_INFORMATION GIVEN_
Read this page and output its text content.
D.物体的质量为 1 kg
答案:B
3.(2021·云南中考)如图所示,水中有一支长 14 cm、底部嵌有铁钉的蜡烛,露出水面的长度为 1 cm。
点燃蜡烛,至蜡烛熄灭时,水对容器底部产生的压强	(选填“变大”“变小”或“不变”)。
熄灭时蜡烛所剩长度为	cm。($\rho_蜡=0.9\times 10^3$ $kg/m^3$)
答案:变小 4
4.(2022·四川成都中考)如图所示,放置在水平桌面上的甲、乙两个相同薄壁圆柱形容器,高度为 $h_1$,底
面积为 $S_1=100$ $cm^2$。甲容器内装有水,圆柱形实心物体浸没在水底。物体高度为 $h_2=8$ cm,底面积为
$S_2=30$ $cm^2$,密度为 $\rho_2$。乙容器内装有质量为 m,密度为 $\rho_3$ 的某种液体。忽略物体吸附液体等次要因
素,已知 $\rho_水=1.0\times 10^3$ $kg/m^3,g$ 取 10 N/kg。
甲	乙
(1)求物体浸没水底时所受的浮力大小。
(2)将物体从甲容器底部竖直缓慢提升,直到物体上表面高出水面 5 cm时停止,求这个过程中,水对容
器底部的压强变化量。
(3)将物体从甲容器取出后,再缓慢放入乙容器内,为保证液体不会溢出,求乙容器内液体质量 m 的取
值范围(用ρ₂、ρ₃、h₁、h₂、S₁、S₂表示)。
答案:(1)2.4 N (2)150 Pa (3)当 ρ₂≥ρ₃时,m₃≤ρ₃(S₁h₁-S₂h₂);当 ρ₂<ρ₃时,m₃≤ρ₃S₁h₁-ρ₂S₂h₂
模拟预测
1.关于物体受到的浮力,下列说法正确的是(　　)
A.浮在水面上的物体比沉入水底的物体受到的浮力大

_PROBLEM TO WORK ON_
Search the data for "times". Copy every line that has it.

_REPLY TO THE EXERCISE_
熄灭时蜡烛所剩长度为	cm。($\rho_蜡=0.9\times 10^3$ $kg/m^3$)
素,已知 $\rho_水=1.0\times 10^3$ $kg/m^3,g$ 取 10 N/kg。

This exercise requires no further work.